====== Trecho fornecido

“Crédito ou débito? - Quem pergunta é o pastor da
Igreja Internacional da Graça de Deus que recolhe o dízimo e outras doações
munido da máquina para registrar operação com cartão de crédito."
O trecho acima introduz a matéria Templo é
dinheiro, da jornalista Sarah Corazza, da revista paranaense Ideias. A matéria
é resultado de um mês de visitas a templos neopentecostais de Curitiba, quando
a autora constatou que os “neopentecostais fazem sucesso de público e de
bilheteria.” Segundo Corazza, houve um tempo em que Curitiba era conhecida como
a “cidade das farmácias”, dada a quantidade de farmácias por metro quadro. Hoje
a realidade é outra: são os templos neopentecostais que chamam atenção.

============
====== Registros fornecidos

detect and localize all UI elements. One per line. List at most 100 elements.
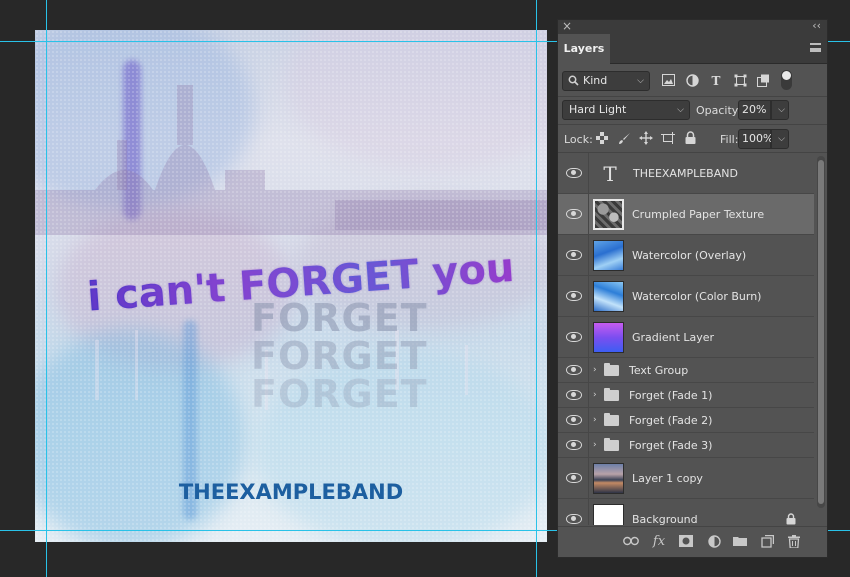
visibility-eye-icon[interactable]: [566, 415, 582, 425]
panel-titlebar: × ‹‹: [558, 19, 827, 34]
trash-icon[interactable]: [786, 535, 802, 549]
folder-icon: [604, 413, 619, 426]
tab-layers[interactable]: Layers: [558, 34, 610, 64]
layer-list: T THEEXAMPLEBAND Crumpled Paper Texture …: [558, 153, 814, 525]
expand-caret-icon[interactable]: ›: [593, 390, 597, 400]
fill-dropdown[interactable]: ⌵: [771, 129, 789, 149]
new-group-icon[interactable]: [732, 535, 748, 549]
visibility-eye-icon[interactable]: [566, 365, 582, 375]
layer-group-row[interactable]: › Text Group: [558, 358, 814, 383]
visibility-eye-icon[interactable]: [566, 473, 582, 483]
fill-input[interactable]: 100%: [738, 129, 773, 149]
lock-artboard-icon[interactable]: [661, 132, 675, 146]
expand-caret-icon[interactable]: ›: [593, 440, 597, 450]
expand-caret-icon[interactable]: ›: [593, 415, 597, 425]
link-layers-icon[interactable]: [623, 535, 639, 549]
chevron-down-icon: ⌵: [637, 76, 644, 86]
filter-smartobject-icon[interactable]: [756, 74, 770, 88]
chevron-down-icon: ⌵: [778, 105, 785, 115]
expand-caret-icon[interactable]: ›: [593, 365, 597, 375]
lock-icon: [786, 513, 796, 525]
opacity-input[interactable]: 20%: [738, 100, 771, 120]
lock-row: Lock: Fill: 100% ⌵: [558, 125, 827, 152]
chevron-down-icon: ⌵: [778, 134, 785, 144]
layers-scrollbar[interactable]: [817, 156, 825, 508]
filter-kind-label: Kind: [583, 74, 608, 87]
panel-tabbar: Layers: [558, 34, 827, 64]
folder-icon: [604, 388, 619, 401]
fx-icon[interactable]: fx: [651, 535, 667, 549]
layer-thumbnail: [593, 199, 624, 230]
panel-menu-icon[interactable]: [810, 43, 821, 52]
fill-label: Fill:: [720, 133, 739, 146]
lock-move-icon[interactable]: [639, 131, 653, 145]
layer-name: Watercolor (Color Burn): [632, 290, 762, 303]
document-canvas[interactable]: FORGET FORGET FORGET i can't FORGET you …: [35, 30, 547, 542]
visibility-eye-icon[interactable]: [566, 250, 582, 260]
layer-row[interactable]: Gradient Layer: [558, 317, 814, 358]
add-mask-icon[interactable]: [678, 535, 694, 549]
visibility-eye-icon[interactable]: [566, 390, 582, 400]
layer-name: Forget (Fade 2): [629, 414, 713, 427]
visibility-eye-icon[interactable]: [566, 440, 582, 450]
layer-name: Gradient Layer: [632, 331, 715, 344]
layer-name: Watercolor (Overlay): [632, 249, 747, 262]
new-layer-icon[interactable]: [759, 534, 775, 549]
layer-thumbnail: [593, 322, 624, 353]
visibility-eye-icon[interactable]: [566, 168, 582, 178]
layer-row[interactable]: Watercolor (Color Burn): [558, 276, 814, 317]
blend-row: Hard Light ⌵ Opacity: 20% ⌵: [558, 97, 827, 123]
opacity-label: Opacity:: [696, 104, 742, 117]
layer-name: THEEXAMPLEBAND: [633, 167, 738, 180]
filter-shape-icon[interactable]: [733, 74, 747, 88]
visibility-eye-icon[interactable]: [566, 514, 582, 524]
photoshop-workspace: FORGET FORGET FORGET i can't FORGET you …: [0, 0, 850, 577]
visibility-eye-icon[interactable]: [566, 291, 582, 301]
layer-group-row[interactable]: › Forget (Fade 1): [558, 383, 814, 408]
layers-footer: fx: [558, 526, 827, 557]
blend-mode-value: Hard Light: [569, 103, 627, 116]
layer-row[interactable]: Layer 1 copy: [558, 458, 814, 499]
filter-pixel-icon[interactable]: [661, 74, 675, 88]
filter-row: Kind ⌵ T: [558, 69, 827, 95]
fade-word-3: FORGET: [251, 372, 428, 416]
filter-type-icon[interactable]: T: [709, 74, 723, 88]
visibility-eye-icon[interactable]: [566, 332, 582, 342]
visibility-eye-icon[interactable]: [566, 209, 582, 219]
collapse-icon[interactable]: ‹‹: [812, 19, 821, 32]
close-icon[interactable]: ×: [562, 19, 572, 33]
layer-group-row[interactable]: › Forget (Fade 2): [558, 408, 814, 433]
lock-transparent-icon[interactable]: [595, 132, 609, 146]
folder-icon: [604, 363, 619, 376]
layer-name: Forget (Fade 3): [629, 439, 713, 452]
layer-name: Crumpled Paper Texture: [632, 208, 765, 221]
guide-vertical[interactable]: [46, 0, 47, 577]
scrollbar-thumb[interactable]: [818, 160, 824, 504]
lock-all-icon[interactable]: [683, 131, 697, 145]
lock-label: Lock:: [564, 133, 593, 146]
layer-name: Layer 1 copy: [632, 472, 703, 485]
chevron-down-icon: ⌵: [677, 105, 684, 115]
layer-name: Forget (Fade 1): [629, 389, 713, 402]
layer-name: Background: [632, 513, 698, 525]
layer-thumbnail: [593, 463, 624, 494]
layer-row[interactable]: Background: [558, 499, 814, 525]
search-icon: [568, 75, 579, 86]
layer-row-selected[interactable]: Crumpled Paper Texture: [558, 194, 814, 235]
layer-group-row[interactable]: › Forget (Fade 3): [558, 433, 814, 458]
filter-kind-select[interactable]: Kind ⌵: [562, 71, 650, 91]
filter-adjustment-icon[interactable]: [685, 74, 699, 88]
filter-toggle[interactable]: [781, 70, 792, 90]
folder-icon: [604, 438, 619, 451]
layers-panel: × ‹‹ Layers Kind ⌵ T Hard Light ⌵ Opacit…: [557, 19, 828, 558]
layer-thumbnail: [593, 504, 624, 525]
layer-row[interactable]: T THEEXAMPLEBAND: [558, 153, 814, 194]
blend-mode-select[interactable]: Hard Light ⌵: [562, 100, 690, 120]
lock-brush-icon[interactable]: [617, 132, 631, 146]
text-layer-icon: T: [603, 162, 617, 186]
guide-vertical[interactable]: [536, 0, 537, 577]
layer-row[interactable]: Watercolor (Overlay): [558, 235, 814, 276]
opacity-dropdown[interactable]: ⌵: [771, 100, 789, 120]
layer-thumbnail: [593, 240, 624, 271]
adjustment-layer-icon[interactable]: [706, 535, 722, 549]
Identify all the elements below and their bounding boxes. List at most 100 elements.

============

◆ Exercícios ◆
1 - Liste todas as passagens que aparecem entre aspas no trecho sobre os templos neopentecostais de Curitiba.
2 - Reproduza as linhas dos registros que vão da que contém "visibility-eye-icon[interactable]: [566, 415, 582, 425]" até a que contém "layer-group-row[interactable]: › Text", incluindo as duas.
Os registros não têm nenhuma relação com o trecho.

◆ Respostas ◆
1 -
- Crédito ou débito? - Quem pergunta é o pastor da Igreja Internacional da Graça de Deus que recolhe o dízimo e outras doações munido da máquina para registrar operação com cartão de crédito.
- neopentecostais fazem sucesso de público e de bilheteria.
- cidade das farmácias

2 -
visibility-eye-icon[interactable]: [566, 415, 582, 425]
panel-titlebar: × ‹‹: [558, 19, 827, 34]
trash-icon[interactable]: [786, 535, 802, 549]
folder-icon: [604, 413, 619, 426]
tab-layers[interactable]: Layers: [558, 34, 610, 64]
layer-list: T THEEXAMPLEBAND Crumpled Paper Texture …: [558, 153, 814, 525]
expand-caret-icon[interactable]: ›: [593, 390, 597, 400]
fill-dropdown[interactable]: ⌵: [771, 129, 789, 149]
new-group-icon[interactable]: [732, 535, 748, 549]
visibility-eye-icon[interactable]: [566, 365, 582, 375]
layer-group-row[interactable]: › Text Group: [558, 358, 814, 383]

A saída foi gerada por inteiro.